*AVAILABLE RECORDS:*
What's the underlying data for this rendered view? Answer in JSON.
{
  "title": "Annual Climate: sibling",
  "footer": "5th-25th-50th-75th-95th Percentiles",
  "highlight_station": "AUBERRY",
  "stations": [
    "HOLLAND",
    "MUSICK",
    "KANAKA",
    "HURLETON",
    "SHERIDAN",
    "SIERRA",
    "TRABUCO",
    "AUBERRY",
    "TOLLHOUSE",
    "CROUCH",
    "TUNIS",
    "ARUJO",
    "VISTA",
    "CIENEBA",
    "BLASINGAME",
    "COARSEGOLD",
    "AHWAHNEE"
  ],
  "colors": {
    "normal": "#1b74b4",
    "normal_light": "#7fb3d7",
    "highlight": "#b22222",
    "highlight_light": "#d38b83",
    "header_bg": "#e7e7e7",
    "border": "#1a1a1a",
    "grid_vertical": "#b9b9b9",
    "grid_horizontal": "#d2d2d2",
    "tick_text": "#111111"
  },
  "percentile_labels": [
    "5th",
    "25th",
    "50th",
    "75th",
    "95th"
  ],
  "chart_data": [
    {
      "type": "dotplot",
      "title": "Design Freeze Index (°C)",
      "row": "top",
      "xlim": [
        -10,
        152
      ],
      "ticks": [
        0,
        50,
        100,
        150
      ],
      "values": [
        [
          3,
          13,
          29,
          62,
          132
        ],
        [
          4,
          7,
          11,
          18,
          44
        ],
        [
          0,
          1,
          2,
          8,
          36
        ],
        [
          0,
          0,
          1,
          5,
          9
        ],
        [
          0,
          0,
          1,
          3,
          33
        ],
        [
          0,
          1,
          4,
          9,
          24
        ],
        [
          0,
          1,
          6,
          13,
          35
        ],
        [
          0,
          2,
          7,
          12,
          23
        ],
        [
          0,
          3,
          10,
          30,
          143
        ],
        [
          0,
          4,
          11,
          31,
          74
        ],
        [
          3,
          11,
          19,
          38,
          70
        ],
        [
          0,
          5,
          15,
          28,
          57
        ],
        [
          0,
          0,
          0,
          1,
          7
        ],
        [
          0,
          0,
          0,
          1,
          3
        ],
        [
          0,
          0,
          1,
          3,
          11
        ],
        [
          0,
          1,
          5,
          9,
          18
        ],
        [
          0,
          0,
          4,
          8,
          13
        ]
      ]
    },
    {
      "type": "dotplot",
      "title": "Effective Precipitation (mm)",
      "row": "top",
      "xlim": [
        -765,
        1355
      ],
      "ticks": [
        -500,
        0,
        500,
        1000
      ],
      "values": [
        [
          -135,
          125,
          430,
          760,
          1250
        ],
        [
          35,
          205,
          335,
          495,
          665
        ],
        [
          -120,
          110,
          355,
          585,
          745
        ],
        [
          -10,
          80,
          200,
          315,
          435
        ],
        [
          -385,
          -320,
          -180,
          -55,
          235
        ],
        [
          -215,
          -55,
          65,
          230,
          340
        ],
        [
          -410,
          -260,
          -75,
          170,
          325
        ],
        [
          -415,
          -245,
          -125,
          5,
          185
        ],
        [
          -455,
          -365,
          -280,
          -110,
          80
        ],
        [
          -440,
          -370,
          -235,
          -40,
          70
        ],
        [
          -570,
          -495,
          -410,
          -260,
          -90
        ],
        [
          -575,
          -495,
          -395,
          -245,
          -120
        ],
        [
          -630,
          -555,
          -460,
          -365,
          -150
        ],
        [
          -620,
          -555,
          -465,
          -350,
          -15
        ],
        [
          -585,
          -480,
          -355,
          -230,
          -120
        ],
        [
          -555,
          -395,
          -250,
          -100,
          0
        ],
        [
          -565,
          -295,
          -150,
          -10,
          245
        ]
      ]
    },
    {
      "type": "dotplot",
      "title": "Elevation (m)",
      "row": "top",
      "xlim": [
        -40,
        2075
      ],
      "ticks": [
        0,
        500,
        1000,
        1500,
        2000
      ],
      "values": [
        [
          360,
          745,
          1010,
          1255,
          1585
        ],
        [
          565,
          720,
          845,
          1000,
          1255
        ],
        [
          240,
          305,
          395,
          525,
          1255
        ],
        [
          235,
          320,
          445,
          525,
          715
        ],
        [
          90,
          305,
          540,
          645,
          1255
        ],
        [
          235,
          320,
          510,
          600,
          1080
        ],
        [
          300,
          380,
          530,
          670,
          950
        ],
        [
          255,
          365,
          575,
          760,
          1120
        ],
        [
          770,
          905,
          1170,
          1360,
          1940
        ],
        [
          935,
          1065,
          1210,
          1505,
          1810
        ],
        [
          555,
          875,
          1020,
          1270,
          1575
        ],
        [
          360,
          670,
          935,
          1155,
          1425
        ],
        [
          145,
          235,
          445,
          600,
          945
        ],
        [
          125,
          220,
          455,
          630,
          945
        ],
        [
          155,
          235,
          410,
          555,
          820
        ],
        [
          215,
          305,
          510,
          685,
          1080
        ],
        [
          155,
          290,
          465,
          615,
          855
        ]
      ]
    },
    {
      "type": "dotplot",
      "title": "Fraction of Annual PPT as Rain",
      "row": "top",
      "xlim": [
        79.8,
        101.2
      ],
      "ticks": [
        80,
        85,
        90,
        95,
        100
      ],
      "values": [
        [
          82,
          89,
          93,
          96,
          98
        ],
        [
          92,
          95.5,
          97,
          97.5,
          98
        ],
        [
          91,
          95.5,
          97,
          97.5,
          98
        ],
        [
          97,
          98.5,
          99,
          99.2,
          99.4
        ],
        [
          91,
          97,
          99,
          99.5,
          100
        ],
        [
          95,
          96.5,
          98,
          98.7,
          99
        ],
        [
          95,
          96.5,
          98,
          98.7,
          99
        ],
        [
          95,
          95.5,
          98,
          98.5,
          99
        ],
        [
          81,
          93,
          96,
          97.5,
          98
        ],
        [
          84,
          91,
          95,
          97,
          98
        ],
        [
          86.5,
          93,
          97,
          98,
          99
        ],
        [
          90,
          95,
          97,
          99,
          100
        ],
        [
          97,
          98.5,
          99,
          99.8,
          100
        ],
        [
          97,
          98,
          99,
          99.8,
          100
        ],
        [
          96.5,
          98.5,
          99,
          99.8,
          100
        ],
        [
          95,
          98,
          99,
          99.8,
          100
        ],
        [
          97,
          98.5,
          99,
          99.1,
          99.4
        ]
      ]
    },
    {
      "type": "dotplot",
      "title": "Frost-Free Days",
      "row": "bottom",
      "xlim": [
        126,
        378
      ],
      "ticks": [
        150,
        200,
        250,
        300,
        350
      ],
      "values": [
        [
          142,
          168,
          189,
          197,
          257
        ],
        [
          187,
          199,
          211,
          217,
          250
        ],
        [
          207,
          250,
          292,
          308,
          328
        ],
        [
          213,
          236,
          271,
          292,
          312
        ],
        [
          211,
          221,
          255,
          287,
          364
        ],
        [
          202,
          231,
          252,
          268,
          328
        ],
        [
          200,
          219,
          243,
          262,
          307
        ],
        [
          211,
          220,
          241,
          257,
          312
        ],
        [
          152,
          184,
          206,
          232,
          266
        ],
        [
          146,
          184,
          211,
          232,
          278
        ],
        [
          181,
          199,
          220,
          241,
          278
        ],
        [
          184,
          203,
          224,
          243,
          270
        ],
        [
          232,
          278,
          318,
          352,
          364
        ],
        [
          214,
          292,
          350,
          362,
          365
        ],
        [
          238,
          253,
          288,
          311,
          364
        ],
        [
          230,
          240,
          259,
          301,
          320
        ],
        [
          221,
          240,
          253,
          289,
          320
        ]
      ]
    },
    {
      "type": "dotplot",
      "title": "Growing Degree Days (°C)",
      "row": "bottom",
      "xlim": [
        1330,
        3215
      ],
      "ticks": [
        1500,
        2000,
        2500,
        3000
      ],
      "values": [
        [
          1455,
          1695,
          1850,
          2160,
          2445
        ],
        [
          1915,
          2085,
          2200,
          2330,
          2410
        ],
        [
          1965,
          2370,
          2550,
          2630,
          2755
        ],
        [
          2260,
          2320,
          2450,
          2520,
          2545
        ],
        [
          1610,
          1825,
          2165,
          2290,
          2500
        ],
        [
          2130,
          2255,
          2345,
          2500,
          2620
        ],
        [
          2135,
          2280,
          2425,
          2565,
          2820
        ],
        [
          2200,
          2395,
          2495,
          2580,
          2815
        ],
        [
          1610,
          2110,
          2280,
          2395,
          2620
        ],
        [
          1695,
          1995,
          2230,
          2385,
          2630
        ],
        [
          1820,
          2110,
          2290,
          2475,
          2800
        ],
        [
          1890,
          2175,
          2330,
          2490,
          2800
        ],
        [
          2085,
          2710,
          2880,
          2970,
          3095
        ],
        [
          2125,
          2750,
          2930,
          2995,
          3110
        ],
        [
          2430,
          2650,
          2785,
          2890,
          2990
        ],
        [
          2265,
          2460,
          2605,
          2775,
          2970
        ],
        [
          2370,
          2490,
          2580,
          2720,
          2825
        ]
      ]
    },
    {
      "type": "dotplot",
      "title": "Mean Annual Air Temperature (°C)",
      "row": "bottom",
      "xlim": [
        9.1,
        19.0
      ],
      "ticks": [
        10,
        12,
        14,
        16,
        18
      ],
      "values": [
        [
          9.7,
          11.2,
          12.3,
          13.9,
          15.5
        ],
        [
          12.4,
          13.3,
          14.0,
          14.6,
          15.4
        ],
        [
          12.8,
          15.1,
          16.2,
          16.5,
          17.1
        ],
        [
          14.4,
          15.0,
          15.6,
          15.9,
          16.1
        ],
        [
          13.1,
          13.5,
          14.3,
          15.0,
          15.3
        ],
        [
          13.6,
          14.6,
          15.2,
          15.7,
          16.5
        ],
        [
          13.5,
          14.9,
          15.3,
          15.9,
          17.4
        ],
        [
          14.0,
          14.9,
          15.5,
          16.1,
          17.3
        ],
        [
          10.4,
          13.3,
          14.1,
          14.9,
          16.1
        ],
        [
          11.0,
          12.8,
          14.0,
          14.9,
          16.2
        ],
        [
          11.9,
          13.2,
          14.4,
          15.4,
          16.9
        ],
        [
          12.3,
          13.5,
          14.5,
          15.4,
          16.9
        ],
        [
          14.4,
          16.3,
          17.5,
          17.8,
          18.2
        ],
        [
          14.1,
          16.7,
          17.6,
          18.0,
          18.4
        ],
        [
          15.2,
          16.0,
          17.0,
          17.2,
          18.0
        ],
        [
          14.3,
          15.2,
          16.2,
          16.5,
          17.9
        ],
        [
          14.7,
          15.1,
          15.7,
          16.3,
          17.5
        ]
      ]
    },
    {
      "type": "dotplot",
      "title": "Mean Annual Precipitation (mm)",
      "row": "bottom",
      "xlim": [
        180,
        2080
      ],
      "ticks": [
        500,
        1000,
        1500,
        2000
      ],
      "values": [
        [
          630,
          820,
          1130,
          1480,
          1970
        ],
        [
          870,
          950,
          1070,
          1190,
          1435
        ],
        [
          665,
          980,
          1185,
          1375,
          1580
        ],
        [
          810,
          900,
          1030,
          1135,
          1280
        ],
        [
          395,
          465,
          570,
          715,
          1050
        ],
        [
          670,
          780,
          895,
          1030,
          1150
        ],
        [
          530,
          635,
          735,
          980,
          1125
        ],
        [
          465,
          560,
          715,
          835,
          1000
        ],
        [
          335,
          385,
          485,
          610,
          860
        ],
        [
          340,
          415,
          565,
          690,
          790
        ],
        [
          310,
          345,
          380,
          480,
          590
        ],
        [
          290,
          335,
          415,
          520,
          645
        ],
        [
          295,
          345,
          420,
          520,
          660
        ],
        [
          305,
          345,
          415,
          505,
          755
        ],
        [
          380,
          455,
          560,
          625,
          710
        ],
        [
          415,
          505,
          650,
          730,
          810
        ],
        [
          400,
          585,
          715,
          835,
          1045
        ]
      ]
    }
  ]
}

*TASK:*
List every line above containing the word "Precipitation".

*FULL OUTPUT:*
      "title": "Effective Precipitation (mm)",
      "title": "Mean Annual Precipitation (mm)",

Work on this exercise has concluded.